## TASK DETAILS
Give back the entire listing verbatim.

## Entries from a dataset
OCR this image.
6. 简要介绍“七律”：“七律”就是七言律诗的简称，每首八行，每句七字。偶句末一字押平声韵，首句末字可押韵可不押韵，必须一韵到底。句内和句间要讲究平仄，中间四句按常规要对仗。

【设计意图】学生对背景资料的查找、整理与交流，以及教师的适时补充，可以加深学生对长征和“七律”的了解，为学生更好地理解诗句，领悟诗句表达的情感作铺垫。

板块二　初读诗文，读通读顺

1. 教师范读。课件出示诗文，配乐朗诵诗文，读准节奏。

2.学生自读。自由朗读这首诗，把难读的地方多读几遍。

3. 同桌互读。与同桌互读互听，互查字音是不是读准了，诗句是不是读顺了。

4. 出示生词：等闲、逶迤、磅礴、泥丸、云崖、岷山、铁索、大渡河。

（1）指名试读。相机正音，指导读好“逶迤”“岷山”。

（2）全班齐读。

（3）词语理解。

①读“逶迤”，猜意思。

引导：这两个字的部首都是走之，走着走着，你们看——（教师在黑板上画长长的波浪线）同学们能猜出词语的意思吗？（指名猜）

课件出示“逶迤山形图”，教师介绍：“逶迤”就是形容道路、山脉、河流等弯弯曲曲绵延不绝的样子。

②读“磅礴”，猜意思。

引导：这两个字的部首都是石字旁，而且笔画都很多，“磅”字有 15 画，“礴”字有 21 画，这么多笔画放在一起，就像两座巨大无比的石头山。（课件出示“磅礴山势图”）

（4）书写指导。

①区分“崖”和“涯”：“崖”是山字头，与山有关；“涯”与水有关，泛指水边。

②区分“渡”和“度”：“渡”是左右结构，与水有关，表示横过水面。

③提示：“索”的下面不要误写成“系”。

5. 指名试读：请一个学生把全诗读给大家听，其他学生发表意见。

## RIGHT ANSWER
OCR this image.
6. 简要介绍“七律”：“七律”就是七言律诗的简称，每首八行，每句七字。偶句末一字押平声韵，首句末字可押韵可不押韵，必须一韵到底。句内和句间要讲究平仄，中间四句按常规要对仗。

【设计意图】学生对背景资料的查找、整理与交流，以及教师的适时补充，可以加深学生对长征和“七律”的了解，为学生更好地理解诗句，领悟诗句表达的情感作铺垫。

板块二　初读诗文，读通读顺

1. 教师范读。课件出示诗文，配乐朗诵诗文，读准节奏。

2.学生自读。自由朗读这首诗，把难读的地方多读几遍。

3. 同桌互读。与同桌互读互听，互查字音是不是读准了，诗句是不是读顺了。

4. 出示生词：等闲、逶迤、磅礴、泥丸、云崖、岷山、铁索、大渡河。

（1）指名试读。相机正音，指导读好“逶迤”“岷山”。

（2）全班齐读。

（3）词语理解。

①读“逶迤”，猜意思。

引导：这两个字的部首都是走之，走着走着，你们看——（教师在黑板上画长长的波浪线）同学们能猜出词语的意思吗？（指名猜）

课件出示“逶迤山形图”，教师介绍：“逶迤”就是形容道路、山脉、河流等弯弯曲曲绵延不绝的样子。

②读“磅礴”，猜意思。

引导：这两个字的部首都是石字旁，而且笔画都很多，“磅”字有 15 画，“礴”字有 21 画，这么多笔画放在一起，就像两座巨大无比的石头山。（课件出示“磅礴山势图”）

（4）书写指导。

①区分“崖”和“涯”：“崖”是山字头，与山有关；“涯”与水有关，泛指水边。

②区分“渡”和“度”：“渡”是左右结构，与水有关，表示横过水面。

③提示：“索”的下面不要误写成“系”。

5. 指名试读：请一个学生把全诗读给大家听，其他学生发表意见。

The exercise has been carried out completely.